----- Records shown

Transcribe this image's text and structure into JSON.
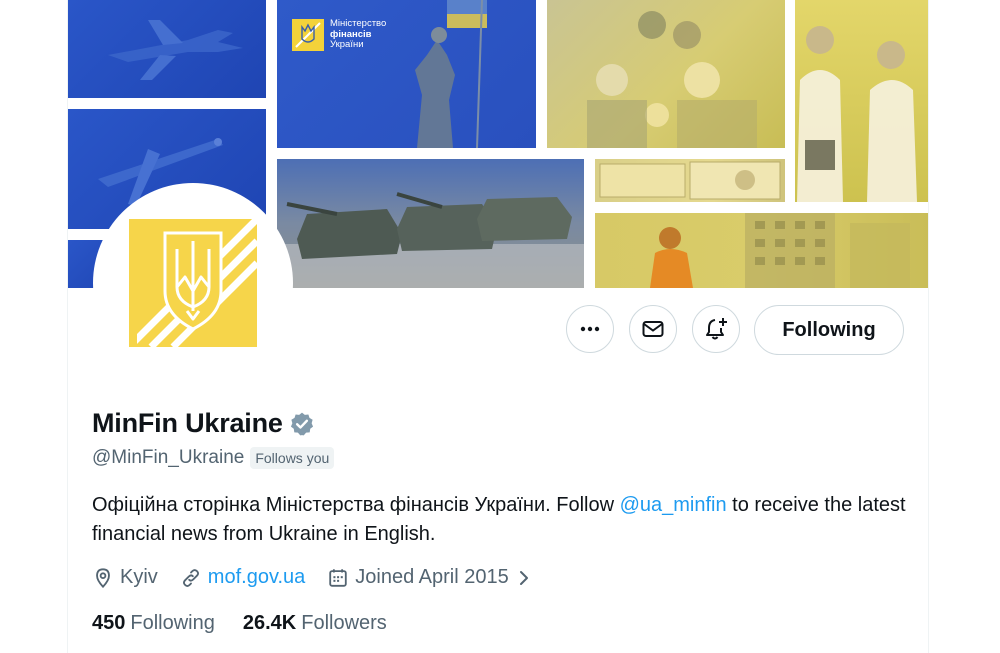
{
  "banner": {
    "logo_line1": "Міністерство",
    "logo_line2": "фінансів",
    "logo_line3": "України"
  },
  "actions": {
    "more_icon": "more-horizontal-icon",
    "message_icon": "envelope-icon",
    "notify_icon": "bell-plus-icon",
    "follow_label": "Following"
  },
  "profile": {
    "name": "MinFin Ukraine",
    "verified_icon": "verified-badge-icon",
    "handle": "@MinFin_Ukraine",
    "follows_you": "Follows you",
    "bio_part1": "Офіційна сторінка Міністерства фінансів України. Follow ",
    "bio_mention": "@ua_minfin",
    "bio_part2": " to receive the latest financial news from Ukraine in English.",
    "location": "Kyiv",
    "website": "mof.gov.ua",
    "joined": "Joined April 2015"
  },
  "stats": {
    "following_count": "450",
    "following_label": "Following",
    "followers_count": "26.4K",
    "followers_label": "Followers"
  },
  "colors": {
    "accent": "#1d9bf0",
    "brand_yellow": "#f6d54a",
    "brand_blue": "#2a56c8"
  }
}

----------

Every record above should come back exactly, but without its pictures.

Solution —
Transcribe this image's text and structure into JSON.
{
  "banner": {
    "logo_line1": "Міністерство",
    "logo_line2": "фінансів",
    "logo_line3": "України"
  },
  "actions": {
    "more_icon": "more-horizontal-icon",
    "message_icon": "envelope-icon",
    "notify_icon": "bell-plus-icon",
    "follow_label": "Following"
  },
  "profile": {
    "name": "MinFin Ukraine",
    "verified_icon": "verified-badge-icon",
    "handle": "@MinFin_Ukraine",
    "follows_you": "Follows you",
    "bio_part1": "Офіційна сторінка Міністерства фінансів України. Follow ",
    "bio_mention": "@ua_minfin",
    "bio_part2": " to receive the latest financial news from Ukraine in English.",
    "location": "Kyiv",
    "website": "mof.gov.ua",
    "joined": "Joined April 2015"
  },
  "stats": {
    "following_count": "450",
    "following_label": "Following",
    "followers_count": "26.4K",
    "followers_label": "Followers"
  },
  "colors": {
    "accent": "#1d9bf0",
    "brand_yellow": "#f6d54a",
    "brand_blue": "#2a56c8"
  }
}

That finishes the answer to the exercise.